### THE TASK:
Each line containing the word "this" must be collected.

### DATA SHOWN:
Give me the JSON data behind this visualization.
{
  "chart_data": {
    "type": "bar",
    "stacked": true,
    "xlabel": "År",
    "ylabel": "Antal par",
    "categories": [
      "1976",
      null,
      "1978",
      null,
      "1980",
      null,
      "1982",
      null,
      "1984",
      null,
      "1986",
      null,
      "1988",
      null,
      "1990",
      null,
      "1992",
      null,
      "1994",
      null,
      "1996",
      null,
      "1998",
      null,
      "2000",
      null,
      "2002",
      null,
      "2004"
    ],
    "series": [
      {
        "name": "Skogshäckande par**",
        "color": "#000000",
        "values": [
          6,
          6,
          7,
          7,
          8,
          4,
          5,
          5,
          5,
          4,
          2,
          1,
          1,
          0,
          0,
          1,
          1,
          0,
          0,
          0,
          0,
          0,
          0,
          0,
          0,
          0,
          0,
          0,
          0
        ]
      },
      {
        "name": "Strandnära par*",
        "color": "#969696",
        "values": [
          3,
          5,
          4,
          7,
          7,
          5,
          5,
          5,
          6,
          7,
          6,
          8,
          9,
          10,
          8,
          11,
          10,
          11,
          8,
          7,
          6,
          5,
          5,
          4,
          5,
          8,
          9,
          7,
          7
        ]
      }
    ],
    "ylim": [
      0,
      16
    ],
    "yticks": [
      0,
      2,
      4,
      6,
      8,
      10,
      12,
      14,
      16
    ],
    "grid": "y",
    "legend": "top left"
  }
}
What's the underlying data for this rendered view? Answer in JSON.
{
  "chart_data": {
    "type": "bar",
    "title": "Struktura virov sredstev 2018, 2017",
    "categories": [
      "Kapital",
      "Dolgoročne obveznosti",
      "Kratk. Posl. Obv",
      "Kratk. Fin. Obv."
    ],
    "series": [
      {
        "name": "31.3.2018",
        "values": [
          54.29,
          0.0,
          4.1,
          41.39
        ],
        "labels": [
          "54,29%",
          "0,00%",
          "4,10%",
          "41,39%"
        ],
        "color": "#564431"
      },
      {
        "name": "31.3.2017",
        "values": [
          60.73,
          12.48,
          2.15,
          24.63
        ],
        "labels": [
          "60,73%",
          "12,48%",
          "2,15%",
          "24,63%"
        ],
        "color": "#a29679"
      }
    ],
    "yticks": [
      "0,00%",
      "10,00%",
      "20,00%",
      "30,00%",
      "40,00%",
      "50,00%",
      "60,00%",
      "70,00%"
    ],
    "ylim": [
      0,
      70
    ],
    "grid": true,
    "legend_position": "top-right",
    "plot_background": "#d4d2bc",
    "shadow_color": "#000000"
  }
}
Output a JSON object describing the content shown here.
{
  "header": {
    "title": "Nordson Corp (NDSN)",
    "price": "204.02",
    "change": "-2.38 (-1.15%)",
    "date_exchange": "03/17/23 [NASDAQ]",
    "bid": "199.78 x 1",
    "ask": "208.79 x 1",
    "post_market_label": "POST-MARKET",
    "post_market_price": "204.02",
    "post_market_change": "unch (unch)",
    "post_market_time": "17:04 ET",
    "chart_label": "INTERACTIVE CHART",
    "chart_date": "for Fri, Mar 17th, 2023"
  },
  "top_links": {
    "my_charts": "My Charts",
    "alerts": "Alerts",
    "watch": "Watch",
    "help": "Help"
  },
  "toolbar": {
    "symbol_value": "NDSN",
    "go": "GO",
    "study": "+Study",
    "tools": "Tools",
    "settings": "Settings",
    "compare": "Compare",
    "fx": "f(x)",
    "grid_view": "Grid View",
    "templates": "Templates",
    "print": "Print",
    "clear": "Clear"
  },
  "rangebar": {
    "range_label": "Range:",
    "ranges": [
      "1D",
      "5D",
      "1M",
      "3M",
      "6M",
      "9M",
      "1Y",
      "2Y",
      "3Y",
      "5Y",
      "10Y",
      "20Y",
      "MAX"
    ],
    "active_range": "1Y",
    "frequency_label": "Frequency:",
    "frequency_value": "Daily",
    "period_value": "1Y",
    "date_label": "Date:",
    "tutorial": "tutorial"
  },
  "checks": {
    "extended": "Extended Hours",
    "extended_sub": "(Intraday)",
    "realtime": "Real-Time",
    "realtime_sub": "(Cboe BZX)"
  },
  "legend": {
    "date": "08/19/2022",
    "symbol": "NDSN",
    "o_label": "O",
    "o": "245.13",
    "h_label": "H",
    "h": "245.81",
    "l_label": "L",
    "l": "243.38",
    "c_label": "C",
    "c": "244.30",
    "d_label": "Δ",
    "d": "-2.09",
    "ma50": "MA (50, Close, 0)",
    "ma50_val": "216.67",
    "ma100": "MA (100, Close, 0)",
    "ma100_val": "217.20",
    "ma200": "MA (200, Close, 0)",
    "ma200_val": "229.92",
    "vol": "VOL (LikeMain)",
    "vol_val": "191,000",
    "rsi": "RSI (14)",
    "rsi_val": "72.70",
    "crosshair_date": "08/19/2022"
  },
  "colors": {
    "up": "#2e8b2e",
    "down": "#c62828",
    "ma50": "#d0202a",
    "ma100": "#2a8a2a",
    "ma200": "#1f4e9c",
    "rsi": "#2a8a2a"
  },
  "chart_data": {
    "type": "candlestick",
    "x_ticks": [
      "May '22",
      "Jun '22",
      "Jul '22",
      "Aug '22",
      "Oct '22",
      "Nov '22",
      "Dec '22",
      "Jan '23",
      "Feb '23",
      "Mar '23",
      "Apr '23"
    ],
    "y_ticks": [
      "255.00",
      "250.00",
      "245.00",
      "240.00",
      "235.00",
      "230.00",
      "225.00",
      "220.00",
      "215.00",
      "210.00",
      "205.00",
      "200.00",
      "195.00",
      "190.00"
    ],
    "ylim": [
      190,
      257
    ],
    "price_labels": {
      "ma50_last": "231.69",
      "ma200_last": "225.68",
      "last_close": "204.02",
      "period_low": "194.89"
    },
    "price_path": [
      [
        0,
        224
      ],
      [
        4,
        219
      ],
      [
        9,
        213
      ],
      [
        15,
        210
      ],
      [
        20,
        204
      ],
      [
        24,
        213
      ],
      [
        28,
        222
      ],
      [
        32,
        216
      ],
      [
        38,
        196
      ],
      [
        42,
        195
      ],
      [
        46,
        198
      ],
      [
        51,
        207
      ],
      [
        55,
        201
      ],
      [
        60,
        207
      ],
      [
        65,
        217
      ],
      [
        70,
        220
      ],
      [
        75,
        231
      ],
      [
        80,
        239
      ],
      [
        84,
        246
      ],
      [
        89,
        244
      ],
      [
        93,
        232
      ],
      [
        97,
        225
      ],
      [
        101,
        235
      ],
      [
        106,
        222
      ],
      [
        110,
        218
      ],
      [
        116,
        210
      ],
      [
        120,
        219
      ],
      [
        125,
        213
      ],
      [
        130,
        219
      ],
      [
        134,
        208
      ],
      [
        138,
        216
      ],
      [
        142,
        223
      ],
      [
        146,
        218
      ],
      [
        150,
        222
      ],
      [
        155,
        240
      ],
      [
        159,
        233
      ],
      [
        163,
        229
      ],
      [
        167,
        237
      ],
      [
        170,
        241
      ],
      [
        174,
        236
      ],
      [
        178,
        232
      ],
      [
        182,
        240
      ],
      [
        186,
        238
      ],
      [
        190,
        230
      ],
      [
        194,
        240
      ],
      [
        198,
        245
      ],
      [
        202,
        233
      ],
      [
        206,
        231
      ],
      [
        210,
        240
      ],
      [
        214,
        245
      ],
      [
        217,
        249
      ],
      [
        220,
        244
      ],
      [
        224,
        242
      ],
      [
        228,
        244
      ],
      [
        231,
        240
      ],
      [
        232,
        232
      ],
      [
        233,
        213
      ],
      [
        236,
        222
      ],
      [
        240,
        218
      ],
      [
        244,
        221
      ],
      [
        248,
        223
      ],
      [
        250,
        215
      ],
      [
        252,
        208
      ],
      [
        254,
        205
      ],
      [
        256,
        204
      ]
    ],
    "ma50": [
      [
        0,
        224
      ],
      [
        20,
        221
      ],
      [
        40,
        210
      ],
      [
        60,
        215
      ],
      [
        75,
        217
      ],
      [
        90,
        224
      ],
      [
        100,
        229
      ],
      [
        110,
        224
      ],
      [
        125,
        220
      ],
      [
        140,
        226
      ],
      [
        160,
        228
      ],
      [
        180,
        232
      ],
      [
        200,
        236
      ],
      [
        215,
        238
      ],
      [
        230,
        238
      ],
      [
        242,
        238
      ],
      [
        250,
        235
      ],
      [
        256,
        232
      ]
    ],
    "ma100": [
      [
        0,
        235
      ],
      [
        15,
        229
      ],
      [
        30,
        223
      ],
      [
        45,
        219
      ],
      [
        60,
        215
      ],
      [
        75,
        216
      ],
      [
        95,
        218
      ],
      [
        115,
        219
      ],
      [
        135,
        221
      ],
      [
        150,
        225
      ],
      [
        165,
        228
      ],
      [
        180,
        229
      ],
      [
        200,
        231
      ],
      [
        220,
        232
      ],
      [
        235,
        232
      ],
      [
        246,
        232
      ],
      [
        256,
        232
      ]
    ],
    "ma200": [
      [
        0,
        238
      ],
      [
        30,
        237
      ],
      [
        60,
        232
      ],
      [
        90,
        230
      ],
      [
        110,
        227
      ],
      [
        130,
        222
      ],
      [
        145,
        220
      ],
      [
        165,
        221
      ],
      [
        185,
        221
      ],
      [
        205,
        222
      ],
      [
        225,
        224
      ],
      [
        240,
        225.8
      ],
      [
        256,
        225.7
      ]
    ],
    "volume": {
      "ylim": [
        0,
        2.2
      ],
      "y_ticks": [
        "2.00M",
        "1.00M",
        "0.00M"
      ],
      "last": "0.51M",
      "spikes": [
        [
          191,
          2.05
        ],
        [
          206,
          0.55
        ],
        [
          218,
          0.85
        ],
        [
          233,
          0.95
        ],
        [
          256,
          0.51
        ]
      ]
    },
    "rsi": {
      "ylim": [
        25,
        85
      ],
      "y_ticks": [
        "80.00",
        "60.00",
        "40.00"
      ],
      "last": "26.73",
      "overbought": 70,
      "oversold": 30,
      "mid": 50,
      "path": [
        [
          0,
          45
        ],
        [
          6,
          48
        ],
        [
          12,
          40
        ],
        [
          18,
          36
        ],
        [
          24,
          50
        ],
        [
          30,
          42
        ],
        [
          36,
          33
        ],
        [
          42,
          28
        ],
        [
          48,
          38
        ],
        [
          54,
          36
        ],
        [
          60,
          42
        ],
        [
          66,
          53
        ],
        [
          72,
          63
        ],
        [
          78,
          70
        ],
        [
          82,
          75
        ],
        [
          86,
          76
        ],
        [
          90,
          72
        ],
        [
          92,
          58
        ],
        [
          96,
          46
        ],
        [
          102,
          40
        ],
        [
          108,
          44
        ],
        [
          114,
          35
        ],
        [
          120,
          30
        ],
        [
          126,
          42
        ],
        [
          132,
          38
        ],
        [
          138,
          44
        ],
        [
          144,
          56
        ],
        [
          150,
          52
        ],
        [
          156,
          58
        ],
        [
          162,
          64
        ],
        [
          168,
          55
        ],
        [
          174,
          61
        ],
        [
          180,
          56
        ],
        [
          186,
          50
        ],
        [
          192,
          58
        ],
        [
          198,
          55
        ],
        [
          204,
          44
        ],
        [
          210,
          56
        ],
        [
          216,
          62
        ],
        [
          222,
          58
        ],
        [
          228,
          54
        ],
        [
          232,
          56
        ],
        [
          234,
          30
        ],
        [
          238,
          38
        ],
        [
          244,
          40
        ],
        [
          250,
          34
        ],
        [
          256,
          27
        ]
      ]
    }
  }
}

### WRITTEN SOLUTION:
Give me the JSON data behind this visualization.
What's the underlying data for this rendered view? Answer in JSON.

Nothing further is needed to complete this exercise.